[Extracted data entries]
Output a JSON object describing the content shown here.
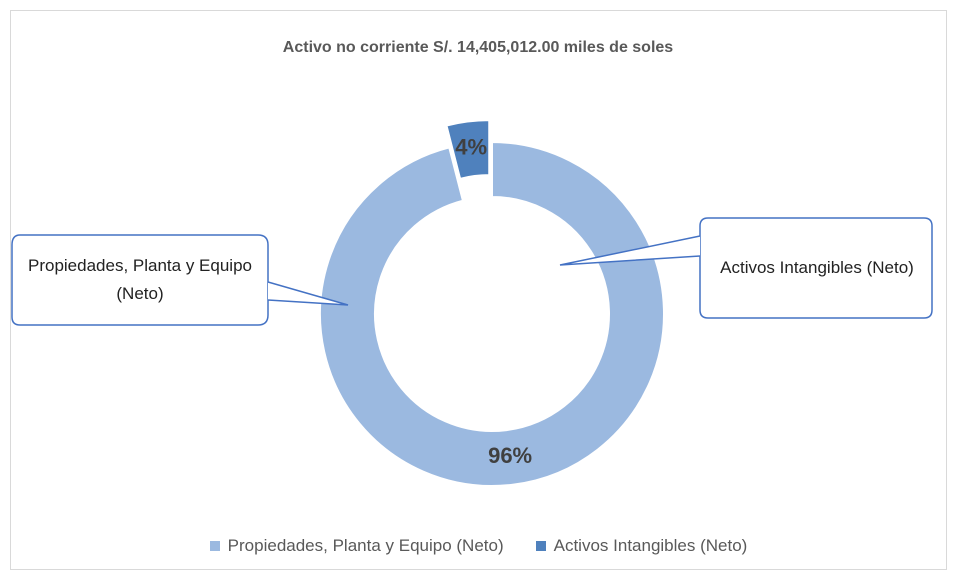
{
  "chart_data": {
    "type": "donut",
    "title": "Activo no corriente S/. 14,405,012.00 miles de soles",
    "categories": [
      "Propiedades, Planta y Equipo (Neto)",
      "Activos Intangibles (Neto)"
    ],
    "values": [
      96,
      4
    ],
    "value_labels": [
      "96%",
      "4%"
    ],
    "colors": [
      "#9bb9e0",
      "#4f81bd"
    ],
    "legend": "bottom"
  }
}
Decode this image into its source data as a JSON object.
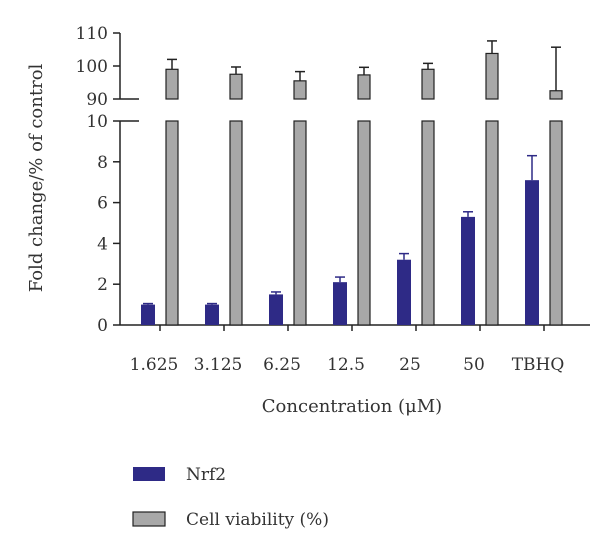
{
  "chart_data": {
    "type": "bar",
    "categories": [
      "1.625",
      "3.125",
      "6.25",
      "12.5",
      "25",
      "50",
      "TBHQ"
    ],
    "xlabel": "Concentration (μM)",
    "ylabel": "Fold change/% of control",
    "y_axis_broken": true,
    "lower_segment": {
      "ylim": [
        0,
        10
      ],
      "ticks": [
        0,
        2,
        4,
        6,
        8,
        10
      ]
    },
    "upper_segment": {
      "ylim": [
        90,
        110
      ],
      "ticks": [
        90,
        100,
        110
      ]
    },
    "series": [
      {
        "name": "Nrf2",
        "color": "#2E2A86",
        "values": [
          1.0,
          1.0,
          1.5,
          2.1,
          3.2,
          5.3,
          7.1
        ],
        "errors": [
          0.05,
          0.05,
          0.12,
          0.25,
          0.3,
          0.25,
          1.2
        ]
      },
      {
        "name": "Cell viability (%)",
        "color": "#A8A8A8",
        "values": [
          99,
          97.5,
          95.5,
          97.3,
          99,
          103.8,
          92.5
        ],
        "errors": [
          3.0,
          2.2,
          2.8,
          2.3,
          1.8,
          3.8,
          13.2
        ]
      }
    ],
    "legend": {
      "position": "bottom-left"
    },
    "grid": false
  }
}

* **Exercise task**: Copy the records above exactly, leaving out every picture.

* **Solution to this task**:
Output a JSON object describing the content shown here.
{
  "chart_data": {
    "type": "donut",
    "title": "Activo no corriente S/. 14,405,012.00 miles de soles",
    "categories": [
      "Propiedades, Planta y Equipo (Neto)",
      "Activos Intangibles (Neto)"
    ],
    "values": [
      96,
      4
    ],
    "value_labels": [
      "96%",
      "4%"
    ],
    "colors": [
      "#9bb9e0",
      "#4f81bd"
    ],
    "legend": "bottom"
  }
}
Decode this image into its source data as a JSON object.
{
  "chart_data": {
    "type": "bar",
    "categories": [
      "1.625",
      "3.125",
      "6.25",
      "12.5",
      "25",
      "50",
      "TBHQ"
    ],
    "xlabel": "Concentration (μM)",
    "ylabel": "Fold change/% of control",
    "y_axis_broken": true,
    "lower_segment": {
      "ylim": [
        0,
        10
      ],
      "ticks": [
        0,
        2,
        4,
        6,
        8,
        10
      ]
    },
    "upper_segment": {
      "ylim": [
        90,
        110
      ],
      "ticks": [
        90,
        100,
        110
      ]
    },
    "series": [
      {
        "name": "Nrf2",
        "color": "#2E2A86",
        "values": [
          1.0,
          1.0,
          1.5,
          2.1,
          3.2,
          5.3,
          7.1
        ],
        "errors": [
          0.05,
          0.05,
          0.12,
          0.25,
          0.3,
          0.25,
          1.2
        ]
      },
      {
        "name": "Cell viability (%)",
        "color": "#A8A8A8",
        "values": [
          99,
          97.5,
          95.5,
          97.3,
          99,
          103.8,
          92.5
        ],
        "errors": [
          3.0,
          2.2,
          2.8,
          2.3,
          1.8,
          3.8,
          13.2
        ]
      }
    ],
    "legend": {
      "position": "bottom-left"
    },
    "grid": false
  }
}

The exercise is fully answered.